What is expected: Write out each line that follows exactly as it stands, without the pictures.

Information provided:
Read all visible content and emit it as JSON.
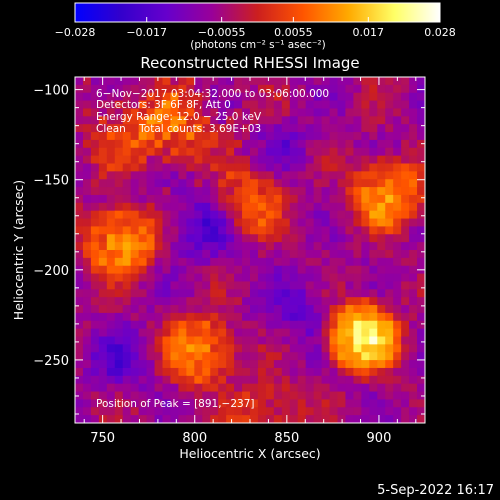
{
  "colorbar": {
    "ticks": [
      "−0.028",
      "−0.017",
      "−0.0055",
      "0.0055",
      "0.017",
      "0.028"
    ],
    "tick_values": [
      -0.028,
      -0.017,
      -0.0055,
      0.0055,
      0.017,
      0.028
    ],
    "range": [
      -0.028,
      0.028
    ],
    "units": "(photons cm⁻² s⁻¹ asec⁻²)",
    "colors": [
      "#0000ff",
      "#3300cc",
      "#6600cc",
      "#990099",
      "#cc1f1f",
      "#ff5500",
      "#ffaa00",
      "#ffff66",
      "#ffffff"
    ]
  },
  "footer": {
    "date": "5-Sep-2022 16:17"
  },
  "chart_data": {
    "type": "heatmap",
    "title": "Reconstructed RHESSI Image",
    "xlabel": "Heliocentric X (arcsec)",
    "ylabel": "Heliocentric Y (arcsec)",
    "xlim": [
      735,
      925
    ],
    "ylim": [
      -285,
      -93
    ],
    "xticks": [
      750,
      800,
      850,
      900
    ],
    "yticks": [
      -100,
      -150,
      -200,
      -250
    ],
    "xtick_labels": [
      "750",
      "800",
      "850",
      "900"
    ],
    "ytick_labels": [
      "−100",
      "−150",
      "−200",
      "−250"
    ],
    "colormap": "blue-purple-red-yellow-white",
    "value_range": [
      -0.028,
      0.028
    ],
    "annotations": [
      "6−Nov−2017 03:04:32.000 to 03:06:00.000",
      "Detectors: 3F 6F 8F, Att 0",
      "Energy Range: 12.0 − 25.0 keV",
      "Clean    Total counts: 3.69E+03"
    ],
    "peak_label": "Position of Peak = [891,−237]",
    "peak": [
      891,
      -237
    ],
    "sources": [
      {
        "x": 891,
        "y": -237,
        "peak": 0.028
      },
      {
        "x": 760,
        "y": -185,
        "peak": 0.021
      },
      {
        "x": 802,
        "y": -245,
        "peak": 0.018
      },
      {
        "x": 904,
        "y": -158,
        "peak": 0.019
      },
      {
        "x": 830,
        "y": -162,
        "peak": 0.013
      },
      {
        "x": 789,
        "y": -122,
        "peak": 0.011
      },
      {
        "x": 760,
        "y": -125,
        "peak": 0.008
      },
      {
        "x": 838,
        "y": -280,
        "peak": 0.01
      }
    ]
  }
}
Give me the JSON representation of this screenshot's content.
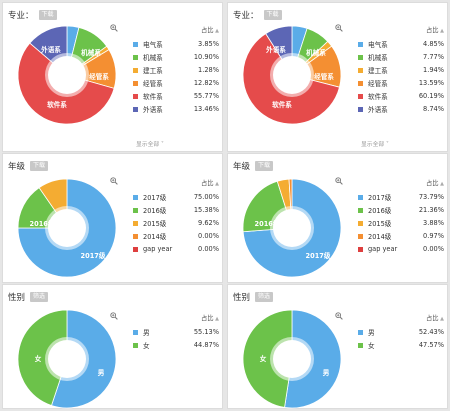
{
  "colors": [
    "#5aace8",
    "#6cc24a",
    "#f4ac32",
    "#f48f32",
    "#e54b4b",
    "#5c66b5",
    "#de3f3f"
  ],
  "column_labels": {
    "pct_header": "占比",
    "show_all": "显示全部"
  },
  "left": {
    "major": {
      "title": "专业：",
      "tag": "下载",
      "labels_on_chart": [
        "外语系",
        "机械系",
        "经管系",
        "软件系"
      ],
      "chart_data": {
        "type": "pie",
        "categories": [
          "电气系",
          "机械系",
          "建工系",
          "经管系",
          "软件系",
          "外语系"
        ],
        "values": [
          3.85,
          10.9,
          1.28,
          12.82,
          55.77,
          13.46
        ],
        "value_labels": [
          "3.85%",
          "10.90%",
          "1.28%",
          "12.82%",
          "55.77%",
          "13.46%"
        ],
        "colors": [
          "#5aace8",
          "#6cc24a",
          "#f4ac32",
          "#f48f32",
          "#e54b4b",
          "#5c66b5"
        ]
      }
    },
    "grade": {
      "title": "年级",
      "tag": "下载",
      "labels_on_chart": [
        "2016级",
        "2017级"
      ],
      "chart_data": {
        "type": "pie",
        "categories": [
          "2017级",
          "2016级",
          "2015级",
          "2014级",
          "gap year"
        ],
        "values": [
          75.0,
          15.38,
          9.62,
          0.0,
          0.0
        ],
        "value_labels": [
          "75.00%",
          "15.38%",
          "9.62%",
          "0.00%",
          "0.00%"
        ],
        "colors": [
          "#5aace8",
          "#6cc24a",
          "#f4ac32",
          "#f48f32",
          "#de3f3f"
        ]
      }
    },
    "gender": {
      "title": "性别",
      "tag": "筛选",
      "labels_on_chart": [
        "女",
        "男"
      ],
      "chart_data": {
        "type": "pie",
        "categories": [
          "男",
          "女"
        ],
        "values": [
          55.13,
          44.87
        ],
        "value_labels": [
          "55.13%",
          "44.87%"
        ],
        "colors": [
          "#5aace8",
          "#6cc24a"
        ]
      }
    }
  },
  "right": {
    "major": {
      "title": "专业：",
      "tag": "下载",
      "labels_on_chart": [
        "外语系",
        "机械系",
        "经管系",
        "软件系"
      ],
      "chart_data": {
        "type": "pie",
        "categories": [
          "电气系",
          "机械系",
          "建工系",
          "经管系",
          "软件系",
          "外语系"
        ],
        "values": [
          4.85,
          7.77,
          1.94,
          13.59,
          60.19,
          8.74
        ],
        "value_labels": [
          "4.85%",
          "7.77%",
          "1.94%",
          "13.59%",
          "60.19%",
          "8.74%"
        ],
        "colors": [
          "#5aace8",
          "#6cc24a",
          "#f4ac32",
          "#f48f32",
          "#e54b4b",
          "#5c66b5"
        ]
      }
    },
    "grade": {
      "title": "年级",
      "tag": "下载",
      "labels_on_chart": [
        "2016级",
        "2017级"
      ],
      "chart_data": {
        "type": "pie",
        "categories": [
          "2017级",
          "2016级",
          "2015级",
          "2014级",
          "gap year"
        ],
        "values": [
          73.79,
          21.36,
          3.88,
          0.97,
          0.0
        ],
        "value_labels": [
          "73.79%",
          "21.36%",
          "3.88%",
          "0.97%",
          "0.00%"
        ],
        "colors": [
          "#5aace8",
          "#6cc24a",
          "#f4ac32",
          "#f48f32",
          "#de3f3f"
        ]
      }
    },
    "gender": {
      "title": "性别",
      "tag": "筛选",
      "labels_on_chart": [
        "女",
        "男"
      ],
      "chart_data": {
        "type": "pie",
        "categories": [
          "男",
          "女"
        ],
        "values": [
          52.43,
          47.57
        ],
        "value_labels": [
          "52.43%",
          "47.57%"
        ],
        "colors": [
          "#5aace8",
          "#6cc24a"
        ]
      }
    }
  }
}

Result of the task:
Read all visible content and emit it as JSON.
{
  "colorbar": {
    "ticks": [
      "−0.028",
      "−0.017",
      "−0.0055",
      "0.0055",
      "0.017",
      "0.028"
    ],
    "tick_values": [
      -0.028,
      -0.017,
      -0.0055,
      0.0055,
      0.017,
      0.028
    ],
    "range": [
      -0.028,
      0.028
    ],
    "units": "(photons cm⁻² s⁻¹ asec⁻²)",
    "colors": [
      "#0000ff",
      "#3300cc",
      "#6600cc",
      "#990099",
      "#cc1f1f",
      "#ff5500",
      "#ffaa00",
      "#ffff66",
      "#ffffff"
    ]
  },
  "footer": {
    "date": "5-Sep-2022 16:17"
  },
  "chart_data": {
    "type": "heatmap",
    "title": "Reconstructed RHESSI Image",
    "xlabel": "Heliocentric X (arcsec)",
    "ylabel": "Heliocentric Y (arcsec)",
    "xlim": [
      735,
      925
    ],
    "ylim": [
      -285,
      -93
    ],
    "xticks": [
      750,
      800,
      850,
      900
    ],
    "yticks": [
      -100,
      -150,
      -200,
      -250
    ],
    "xtick_labels": [
      "750",
      "800",
      "850",
      "900"
    ],
    "ytick_labels": [
      "−100",
      "−150",
      "−200",
      "−250"
    ],
    "colormap": "blue-purple-red-yellow-white",
    "value_range": [
      -0.028,
      0.028
    ],
    "annotations": [
      "6−Nov−2017 03:04:32.000 to 03:06:00.000",
      "Detectors: 3F 6F 8F, Att 0",
      "Energy Range: 12.0 − 25.0 keV",
      "Clean    Total counts: 3.69E+03"
    ],
    "peak_label": "Position of Peak = [891,−237]",
    "peak": [
      891,
      -237
    ],
    "sources": [
      {
        "x": 891,
        "y": -237,
        "peak": 0.028
      },
      {
        "x": 760,
        "y": -185,
        "peak": 0.021
      },
      {
        "x": 802,
        "y": -245,
        "peak": 0.018
      },
      {
        "x": 904,
        "y": -158,
        "peak": 0.019
      },
      {
        "x": 830,
        "y": -162,
        "peak": 0.013
      },
      {
        "x": 789,
        "y": -122,
        "peak": 0.011
      },
      {
        "x": 760,
        "y": -125,
        "peak": 0.008
      },
      {
        "x": 838,
        "y": -280,
        "peak": 0.01
      }
    ]
  }
}
Give me the JSON representation of this screenshot's content.
{
  "colors": [
    "#5aace8",
    "#6cc24a",
    "#f4ac32",
    "#f48f32",
    "#e54b4b",
    "#5c66b5",
    "#de3f3f"
  ],
  "column_labels": {
    "pct_header": "占比",
    "show_all": "显示全部"
  },
  "left": {
    "major": {
      "title": "专业：",
      "tag": "下载",
      "labels_on_chart": [
        "外语系",
        "机械系",
        "经管系",
        "软件系"
      ],
      "chart_data": {
        "type": "pie",
        "categories": [
          "电气系",
          "机械系",
          "建工系",
          "经管系",
          "软件系",
          "外语系"
        ],
        "values": [
          3.85,
          10.9,
          1.28,
          12.82,
          55.77,
          13.46
        ],
        "value_labels": [
          "3.85%",
          "10.90%",
          "1.28%",
          "12.82%",
          "55.77%",
          "13.46%"
        ],
        "colors": [
          "#5aace8",
          "#6cc24a",
          "#f4ac32",
          "#f48f32",
          "#e54b4b",
          "#5c66b5"
        ]
      }
    },
    "grade": {
      "title": "年级",
      "tag": "下载",
      "labels_on_chart": [
        "2016级",
        "2017级"
      ],
      "chart_data": {
        "type": "pie",
        "categories": [
          "2017级",
          "2016级",
          "2015级",
          "2014级",
          "gap year"
        ],
        "values": [
          75.0,
          15.38,
          9.62,
          0.0,
          0.0
        ],
        "value_labels": [
          "75.00%",
          "15.38%",
          "9.62%",
          "0.00%",
          "0.00%"
        ],
        "colors": [
          "#5aace8",
          "#6cc24a",
          "#f4ac32",
          "#f48f32",
          "#de3f3f"
        ]
      }
    },
    "gender": {
      "title": "性别",
      "tag": "筛选",
      "labels_on_chart": [
        "女",
        "男"
      ],
      "chart_data": {
        "type": "pie",
        "categories": [
          "男",
          "女"
        ],
        "values": [
          55.13,
          44.87
        ],
        "value_labels": [
          "55.13%",
          "44.87%"
        ],
        "colors": [
          "#5aace8",
          "#6cc24a"
        ]
      }
    }
  },
  "right": {
    "major": {
      "title": "专业：",
      "tag": "下载",
      "labels_on_chart": [
        "外语系",
        "机械系",
        "经管系",
        "软件系"
      ],
      "chart_data": {
        "type": "pie",
        "categories": [
          "电气系",
          "机械系",
          "建工系",
          "经管系",
          "软件系",
          "外语系"
        ],
        "values": [
          4.85,
          7.77,
          1.94,
          13.59,
          60.19,
          8.74
        ],
        "value_labels": [
          "4.85%",
          "7.77%",
          "1.94%",
          "13.59%",
          "60.19%",
          "8.74%"
        ],
        "colors": [
          "#5aace8",
          "#6cc24a",
          "#f4ac32",
          "#f48f32",
          "#e54b4b",
          "#5c66b5"
        ]
      }
    },
    "grade": {
      "title": "年级",
      "tag": "下载",
      "labels_on_chart": [
        "2016级",
        "2017级"
      ],
      "chart_data": {
        "type": "pie",
        "categories": [
          "2017级",
          "2016级",
          "2015级",
          "2014级",
          "gap year"
        ],
        "values": [
          73.79,
          21.36,
          3.88,
          0.97,
          0.0
        ],
        "value_labels": [
          "73.79%",
          "21.36%",
          "3.88%",
          "0.97%",
          "0.00%"
        ],
        "colors": [
          "#5aace8",
          "#6cc24a",
          "#f4ac32",
          "#f48f32",
          "#de3f3f"
        ]
      }
    },
    "gender": {
      "title": "性别",
      "tag": "筛选",
      "labels_on_chart": [
        "女",
        "男"
      ],
      "chart_data": {
        "type": "pie",
        "categories": [
          "男",
          "女"
        ],
        "values": [
          52.43,
          47.57
        ],
        "value_labels": [
          "52.43%",
          "47.57%"
        ],
        "colors": [
          "#5aace8",
          "#6cc24a"
        ]
      }
    }
  }
}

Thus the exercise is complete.